GIVEN EXERCISE
Bring together all lines of the material below that contain the string "title".

_ _ _ _

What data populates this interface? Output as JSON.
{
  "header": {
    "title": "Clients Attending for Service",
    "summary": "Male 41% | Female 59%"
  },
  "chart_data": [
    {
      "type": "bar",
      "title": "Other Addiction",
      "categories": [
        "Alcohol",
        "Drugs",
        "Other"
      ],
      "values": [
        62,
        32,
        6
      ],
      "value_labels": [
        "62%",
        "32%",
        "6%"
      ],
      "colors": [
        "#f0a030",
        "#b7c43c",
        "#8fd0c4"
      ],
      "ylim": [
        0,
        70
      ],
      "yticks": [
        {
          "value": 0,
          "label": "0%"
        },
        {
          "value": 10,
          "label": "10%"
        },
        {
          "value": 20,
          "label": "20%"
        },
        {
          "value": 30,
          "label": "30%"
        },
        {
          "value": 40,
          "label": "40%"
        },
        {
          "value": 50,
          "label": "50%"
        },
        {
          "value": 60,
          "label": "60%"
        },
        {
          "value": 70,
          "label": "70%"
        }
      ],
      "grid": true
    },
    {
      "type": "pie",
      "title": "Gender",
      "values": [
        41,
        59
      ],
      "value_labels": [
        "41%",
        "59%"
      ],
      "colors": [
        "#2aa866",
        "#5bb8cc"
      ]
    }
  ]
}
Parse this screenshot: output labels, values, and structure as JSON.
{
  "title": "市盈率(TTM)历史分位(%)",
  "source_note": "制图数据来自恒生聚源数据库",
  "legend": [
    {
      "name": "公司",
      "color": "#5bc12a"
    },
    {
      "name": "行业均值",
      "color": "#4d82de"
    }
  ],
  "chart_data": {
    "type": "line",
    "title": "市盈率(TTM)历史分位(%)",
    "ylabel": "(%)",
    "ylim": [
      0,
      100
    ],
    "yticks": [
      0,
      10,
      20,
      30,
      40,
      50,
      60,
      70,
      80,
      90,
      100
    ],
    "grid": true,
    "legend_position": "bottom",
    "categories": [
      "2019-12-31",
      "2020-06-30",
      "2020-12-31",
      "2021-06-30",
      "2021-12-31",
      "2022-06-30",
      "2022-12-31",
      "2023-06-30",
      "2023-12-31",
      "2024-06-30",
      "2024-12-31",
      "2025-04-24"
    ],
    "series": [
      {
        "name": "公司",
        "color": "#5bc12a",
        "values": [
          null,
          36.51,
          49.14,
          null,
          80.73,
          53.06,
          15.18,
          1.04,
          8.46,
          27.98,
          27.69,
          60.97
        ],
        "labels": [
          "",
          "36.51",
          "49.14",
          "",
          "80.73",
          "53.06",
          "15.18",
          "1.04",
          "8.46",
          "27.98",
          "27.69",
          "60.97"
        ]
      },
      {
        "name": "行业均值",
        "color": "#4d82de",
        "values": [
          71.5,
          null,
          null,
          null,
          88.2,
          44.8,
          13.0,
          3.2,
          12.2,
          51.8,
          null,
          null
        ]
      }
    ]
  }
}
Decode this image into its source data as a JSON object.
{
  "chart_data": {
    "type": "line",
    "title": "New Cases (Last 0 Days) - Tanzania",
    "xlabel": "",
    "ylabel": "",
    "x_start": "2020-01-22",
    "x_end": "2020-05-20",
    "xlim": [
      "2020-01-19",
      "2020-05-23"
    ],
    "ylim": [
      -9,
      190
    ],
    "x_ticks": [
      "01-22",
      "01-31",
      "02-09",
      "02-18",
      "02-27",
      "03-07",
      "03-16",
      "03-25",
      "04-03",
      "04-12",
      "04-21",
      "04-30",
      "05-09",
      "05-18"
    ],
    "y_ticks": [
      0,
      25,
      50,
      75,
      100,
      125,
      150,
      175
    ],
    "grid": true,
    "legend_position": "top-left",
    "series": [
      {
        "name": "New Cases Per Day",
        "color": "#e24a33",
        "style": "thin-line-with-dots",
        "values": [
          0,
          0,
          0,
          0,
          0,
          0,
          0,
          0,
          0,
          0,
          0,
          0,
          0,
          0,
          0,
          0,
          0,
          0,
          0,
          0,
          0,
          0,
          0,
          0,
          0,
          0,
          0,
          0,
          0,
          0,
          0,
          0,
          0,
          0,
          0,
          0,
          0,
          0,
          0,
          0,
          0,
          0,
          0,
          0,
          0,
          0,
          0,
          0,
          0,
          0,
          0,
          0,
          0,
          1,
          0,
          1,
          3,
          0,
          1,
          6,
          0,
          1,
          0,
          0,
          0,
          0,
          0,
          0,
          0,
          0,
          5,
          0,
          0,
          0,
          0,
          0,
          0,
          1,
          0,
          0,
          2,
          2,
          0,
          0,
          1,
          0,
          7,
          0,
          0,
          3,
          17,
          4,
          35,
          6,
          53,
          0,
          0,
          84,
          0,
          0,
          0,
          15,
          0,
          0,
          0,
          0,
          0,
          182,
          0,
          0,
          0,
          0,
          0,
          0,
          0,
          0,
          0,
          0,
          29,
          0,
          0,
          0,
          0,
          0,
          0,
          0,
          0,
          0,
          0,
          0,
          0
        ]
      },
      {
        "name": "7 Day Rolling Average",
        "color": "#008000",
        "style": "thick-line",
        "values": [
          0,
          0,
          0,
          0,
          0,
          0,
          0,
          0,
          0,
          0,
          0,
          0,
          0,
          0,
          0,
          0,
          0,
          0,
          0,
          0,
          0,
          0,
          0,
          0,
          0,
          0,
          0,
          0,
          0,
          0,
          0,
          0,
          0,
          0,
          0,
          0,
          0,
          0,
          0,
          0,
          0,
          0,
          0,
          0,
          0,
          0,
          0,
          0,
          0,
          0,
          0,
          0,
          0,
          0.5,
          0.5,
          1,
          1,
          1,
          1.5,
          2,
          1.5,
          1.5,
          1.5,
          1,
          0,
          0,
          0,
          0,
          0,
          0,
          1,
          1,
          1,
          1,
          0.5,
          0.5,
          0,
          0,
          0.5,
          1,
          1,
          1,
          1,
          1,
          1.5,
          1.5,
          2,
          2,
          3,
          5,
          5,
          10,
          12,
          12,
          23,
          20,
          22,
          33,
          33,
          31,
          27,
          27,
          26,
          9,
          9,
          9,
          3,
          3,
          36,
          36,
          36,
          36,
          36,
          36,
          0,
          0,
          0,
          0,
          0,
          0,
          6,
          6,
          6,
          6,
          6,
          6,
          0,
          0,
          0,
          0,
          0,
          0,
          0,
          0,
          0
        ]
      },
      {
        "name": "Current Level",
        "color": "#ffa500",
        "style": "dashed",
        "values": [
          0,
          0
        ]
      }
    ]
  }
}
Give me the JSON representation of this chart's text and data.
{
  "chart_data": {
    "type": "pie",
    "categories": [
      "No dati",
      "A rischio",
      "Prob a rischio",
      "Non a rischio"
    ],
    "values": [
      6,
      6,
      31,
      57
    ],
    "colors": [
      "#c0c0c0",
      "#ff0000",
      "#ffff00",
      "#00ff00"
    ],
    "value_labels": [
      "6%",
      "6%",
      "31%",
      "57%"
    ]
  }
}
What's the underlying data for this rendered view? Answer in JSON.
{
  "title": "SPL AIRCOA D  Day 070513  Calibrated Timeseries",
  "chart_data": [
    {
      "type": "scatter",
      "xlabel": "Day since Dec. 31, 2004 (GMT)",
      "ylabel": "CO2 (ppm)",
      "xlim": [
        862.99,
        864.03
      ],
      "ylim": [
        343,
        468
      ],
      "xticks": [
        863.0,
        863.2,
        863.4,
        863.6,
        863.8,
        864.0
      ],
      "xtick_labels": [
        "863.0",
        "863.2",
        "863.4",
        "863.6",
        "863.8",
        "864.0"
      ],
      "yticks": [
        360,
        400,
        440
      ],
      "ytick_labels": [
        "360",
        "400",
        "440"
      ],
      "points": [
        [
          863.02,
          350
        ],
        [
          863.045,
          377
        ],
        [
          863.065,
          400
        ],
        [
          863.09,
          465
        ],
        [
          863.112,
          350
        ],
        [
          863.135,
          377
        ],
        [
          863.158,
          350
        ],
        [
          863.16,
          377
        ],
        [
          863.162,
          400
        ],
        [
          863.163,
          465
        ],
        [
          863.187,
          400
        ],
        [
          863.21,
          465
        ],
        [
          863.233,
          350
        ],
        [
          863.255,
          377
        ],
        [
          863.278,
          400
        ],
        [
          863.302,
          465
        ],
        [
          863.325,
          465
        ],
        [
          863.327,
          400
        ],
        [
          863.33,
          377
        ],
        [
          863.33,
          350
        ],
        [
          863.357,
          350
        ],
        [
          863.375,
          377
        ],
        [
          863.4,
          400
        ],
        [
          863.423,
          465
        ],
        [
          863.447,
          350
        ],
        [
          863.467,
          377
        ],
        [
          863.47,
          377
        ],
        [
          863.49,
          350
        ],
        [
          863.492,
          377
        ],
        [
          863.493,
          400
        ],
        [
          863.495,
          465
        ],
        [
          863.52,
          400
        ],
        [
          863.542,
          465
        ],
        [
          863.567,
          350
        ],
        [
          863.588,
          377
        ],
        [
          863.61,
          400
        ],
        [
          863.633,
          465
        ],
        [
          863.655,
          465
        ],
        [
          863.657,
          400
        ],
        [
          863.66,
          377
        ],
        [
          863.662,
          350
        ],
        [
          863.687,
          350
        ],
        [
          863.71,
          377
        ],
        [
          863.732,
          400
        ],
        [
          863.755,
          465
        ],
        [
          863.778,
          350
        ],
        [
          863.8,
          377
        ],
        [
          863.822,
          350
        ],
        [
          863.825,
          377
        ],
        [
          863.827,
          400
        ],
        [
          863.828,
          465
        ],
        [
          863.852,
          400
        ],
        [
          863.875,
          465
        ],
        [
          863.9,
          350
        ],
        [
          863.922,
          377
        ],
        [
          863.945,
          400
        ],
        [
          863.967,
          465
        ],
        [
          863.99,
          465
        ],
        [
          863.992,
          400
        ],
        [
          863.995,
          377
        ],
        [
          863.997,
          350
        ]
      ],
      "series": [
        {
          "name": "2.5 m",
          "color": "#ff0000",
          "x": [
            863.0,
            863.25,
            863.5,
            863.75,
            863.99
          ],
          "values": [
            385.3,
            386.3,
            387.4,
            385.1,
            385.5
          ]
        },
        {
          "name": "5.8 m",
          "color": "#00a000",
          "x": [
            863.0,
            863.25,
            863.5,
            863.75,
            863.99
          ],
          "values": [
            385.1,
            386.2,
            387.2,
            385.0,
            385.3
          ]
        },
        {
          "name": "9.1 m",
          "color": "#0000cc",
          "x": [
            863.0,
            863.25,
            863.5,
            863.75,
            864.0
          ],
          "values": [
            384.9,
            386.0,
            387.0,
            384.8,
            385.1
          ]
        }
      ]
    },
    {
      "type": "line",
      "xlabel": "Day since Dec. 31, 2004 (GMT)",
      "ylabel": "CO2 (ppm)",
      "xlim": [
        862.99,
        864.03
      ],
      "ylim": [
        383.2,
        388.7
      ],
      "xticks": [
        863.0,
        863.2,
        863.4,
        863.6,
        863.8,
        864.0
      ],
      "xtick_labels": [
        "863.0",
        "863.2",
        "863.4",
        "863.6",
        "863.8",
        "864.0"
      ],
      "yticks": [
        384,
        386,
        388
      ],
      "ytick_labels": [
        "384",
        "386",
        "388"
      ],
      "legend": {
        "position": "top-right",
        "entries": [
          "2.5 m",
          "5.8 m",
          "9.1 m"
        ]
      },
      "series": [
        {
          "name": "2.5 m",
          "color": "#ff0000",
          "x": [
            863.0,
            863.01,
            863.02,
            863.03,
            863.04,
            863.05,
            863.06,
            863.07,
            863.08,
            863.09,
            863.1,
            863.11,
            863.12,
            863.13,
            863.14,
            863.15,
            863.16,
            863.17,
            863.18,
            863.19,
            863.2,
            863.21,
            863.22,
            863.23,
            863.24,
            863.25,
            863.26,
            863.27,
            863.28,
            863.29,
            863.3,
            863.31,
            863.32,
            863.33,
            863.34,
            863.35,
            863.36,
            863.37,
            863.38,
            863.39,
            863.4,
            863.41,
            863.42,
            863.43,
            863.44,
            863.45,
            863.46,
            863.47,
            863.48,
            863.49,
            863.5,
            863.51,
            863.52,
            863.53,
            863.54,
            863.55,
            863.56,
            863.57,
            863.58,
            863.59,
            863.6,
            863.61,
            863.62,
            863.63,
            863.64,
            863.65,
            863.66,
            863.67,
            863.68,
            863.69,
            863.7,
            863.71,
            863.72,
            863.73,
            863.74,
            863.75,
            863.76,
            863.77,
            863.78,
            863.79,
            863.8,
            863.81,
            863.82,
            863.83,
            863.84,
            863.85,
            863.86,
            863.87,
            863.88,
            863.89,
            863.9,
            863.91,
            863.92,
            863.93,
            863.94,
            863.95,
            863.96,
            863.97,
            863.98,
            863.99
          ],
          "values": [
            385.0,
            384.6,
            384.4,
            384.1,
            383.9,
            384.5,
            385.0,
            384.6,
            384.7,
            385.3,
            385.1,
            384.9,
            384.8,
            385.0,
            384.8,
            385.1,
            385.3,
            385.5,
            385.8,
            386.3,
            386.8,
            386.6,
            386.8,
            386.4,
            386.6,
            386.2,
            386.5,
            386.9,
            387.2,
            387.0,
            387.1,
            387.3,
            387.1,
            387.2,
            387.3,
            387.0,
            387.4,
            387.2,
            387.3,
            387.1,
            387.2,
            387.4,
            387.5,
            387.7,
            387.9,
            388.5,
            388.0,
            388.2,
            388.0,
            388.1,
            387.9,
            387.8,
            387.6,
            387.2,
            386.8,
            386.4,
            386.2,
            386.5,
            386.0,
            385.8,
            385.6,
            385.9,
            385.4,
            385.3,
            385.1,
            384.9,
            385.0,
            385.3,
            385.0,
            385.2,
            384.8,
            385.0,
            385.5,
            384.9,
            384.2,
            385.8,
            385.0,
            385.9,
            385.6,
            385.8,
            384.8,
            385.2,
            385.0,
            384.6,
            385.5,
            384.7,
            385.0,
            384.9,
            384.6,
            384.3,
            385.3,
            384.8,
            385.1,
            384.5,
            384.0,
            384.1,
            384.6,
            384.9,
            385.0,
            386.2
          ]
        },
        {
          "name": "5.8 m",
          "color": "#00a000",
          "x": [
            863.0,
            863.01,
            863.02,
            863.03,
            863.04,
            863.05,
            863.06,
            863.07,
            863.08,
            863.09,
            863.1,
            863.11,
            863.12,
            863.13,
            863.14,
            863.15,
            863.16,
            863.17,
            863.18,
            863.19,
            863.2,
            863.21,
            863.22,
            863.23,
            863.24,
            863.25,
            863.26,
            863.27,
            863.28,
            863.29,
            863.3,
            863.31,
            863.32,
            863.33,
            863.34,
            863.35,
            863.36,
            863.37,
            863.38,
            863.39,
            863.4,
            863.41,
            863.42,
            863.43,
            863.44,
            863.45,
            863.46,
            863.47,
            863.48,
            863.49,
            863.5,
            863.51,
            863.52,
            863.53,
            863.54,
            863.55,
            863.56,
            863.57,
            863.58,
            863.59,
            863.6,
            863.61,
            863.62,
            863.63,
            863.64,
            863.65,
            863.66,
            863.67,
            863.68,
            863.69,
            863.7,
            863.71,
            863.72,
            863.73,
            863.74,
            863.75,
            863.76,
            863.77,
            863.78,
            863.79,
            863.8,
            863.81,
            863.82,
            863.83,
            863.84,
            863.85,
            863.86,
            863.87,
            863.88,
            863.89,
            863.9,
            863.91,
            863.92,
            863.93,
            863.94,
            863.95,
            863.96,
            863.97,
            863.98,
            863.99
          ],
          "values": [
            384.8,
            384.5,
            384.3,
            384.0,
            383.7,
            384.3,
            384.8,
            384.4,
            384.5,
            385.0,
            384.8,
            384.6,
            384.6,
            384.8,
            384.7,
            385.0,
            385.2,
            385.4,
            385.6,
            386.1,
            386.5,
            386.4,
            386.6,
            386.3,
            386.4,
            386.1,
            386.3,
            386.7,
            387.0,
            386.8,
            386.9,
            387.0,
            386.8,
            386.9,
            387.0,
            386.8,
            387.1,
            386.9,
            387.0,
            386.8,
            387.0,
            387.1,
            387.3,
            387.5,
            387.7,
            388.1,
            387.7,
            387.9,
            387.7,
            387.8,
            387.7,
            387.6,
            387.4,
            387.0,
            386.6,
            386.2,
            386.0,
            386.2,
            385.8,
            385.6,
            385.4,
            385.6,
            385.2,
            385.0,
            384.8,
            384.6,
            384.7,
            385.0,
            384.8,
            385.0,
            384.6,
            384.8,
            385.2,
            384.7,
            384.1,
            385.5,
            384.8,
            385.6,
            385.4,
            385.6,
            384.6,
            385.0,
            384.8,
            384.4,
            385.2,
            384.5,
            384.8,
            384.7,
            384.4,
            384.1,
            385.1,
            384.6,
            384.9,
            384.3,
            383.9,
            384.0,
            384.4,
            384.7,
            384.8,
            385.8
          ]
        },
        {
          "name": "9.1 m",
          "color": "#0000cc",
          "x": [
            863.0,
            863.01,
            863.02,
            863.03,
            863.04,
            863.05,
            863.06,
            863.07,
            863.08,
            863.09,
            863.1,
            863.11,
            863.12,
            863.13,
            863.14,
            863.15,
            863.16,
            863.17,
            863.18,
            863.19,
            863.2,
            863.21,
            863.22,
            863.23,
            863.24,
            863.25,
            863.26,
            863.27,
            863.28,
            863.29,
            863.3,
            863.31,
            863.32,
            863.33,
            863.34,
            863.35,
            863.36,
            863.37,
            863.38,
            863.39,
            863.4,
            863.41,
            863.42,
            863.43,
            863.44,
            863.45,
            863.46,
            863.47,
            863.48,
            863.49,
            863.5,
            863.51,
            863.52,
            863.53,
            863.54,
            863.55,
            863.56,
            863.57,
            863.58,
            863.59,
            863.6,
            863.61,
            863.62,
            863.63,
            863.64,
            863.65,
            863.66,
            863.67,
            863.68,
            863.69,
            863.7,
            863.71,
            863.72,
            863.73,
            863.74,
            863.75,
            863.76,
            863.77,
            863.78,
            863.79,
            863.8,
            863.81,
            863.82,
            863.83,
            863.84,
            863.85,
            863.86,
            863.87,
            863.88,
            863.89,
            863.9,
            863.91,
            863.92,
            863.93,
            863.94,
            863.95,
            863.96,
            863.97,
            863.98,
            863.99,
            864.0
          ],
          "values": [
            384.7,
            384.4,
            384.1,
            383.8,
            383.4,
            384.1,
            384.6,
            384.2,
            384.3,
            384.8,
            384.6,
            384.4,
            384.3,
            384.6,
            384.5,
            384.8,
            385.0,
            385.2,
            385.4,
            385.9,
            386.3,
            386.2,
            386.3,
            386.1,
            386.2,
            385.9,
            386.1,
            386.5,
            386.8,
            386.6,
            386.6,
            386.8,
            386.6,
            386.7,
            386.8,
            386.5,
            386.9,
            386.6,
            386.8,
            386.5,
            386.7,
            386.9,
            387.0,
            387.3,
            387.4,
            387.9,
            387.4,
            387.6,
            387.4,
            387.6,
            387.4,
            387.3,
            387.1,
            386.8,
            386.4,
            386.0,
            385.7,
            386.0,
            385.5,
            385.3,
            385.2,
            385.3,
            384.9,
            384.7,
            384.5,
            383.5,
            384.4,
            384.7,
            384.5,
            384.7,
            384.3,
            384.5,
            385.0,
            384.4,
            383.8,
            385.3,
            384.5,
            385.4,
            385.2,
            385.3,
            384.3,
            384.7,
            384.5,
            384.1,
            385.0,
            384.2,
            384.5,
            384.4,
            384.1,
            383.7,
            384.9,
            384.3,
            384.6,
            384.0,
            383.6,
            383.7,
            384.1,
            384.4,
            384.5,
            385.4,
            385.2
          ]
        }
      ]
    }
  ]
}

_ _ _ _

THE REPLY
    "title": "Clients Attending for Service",
      "title": "Other Addiction",
      "title": "Gender",
  "title": "市盈率(TTM)历史分位(%)",
    "title": "市盈率(TTM)历史分位(%)",
    "title": "New Cases (Last 0 Days) - Tanzania",
  "title": "SPL AIRCOA D  Day 070513  Calibrated Timeseries",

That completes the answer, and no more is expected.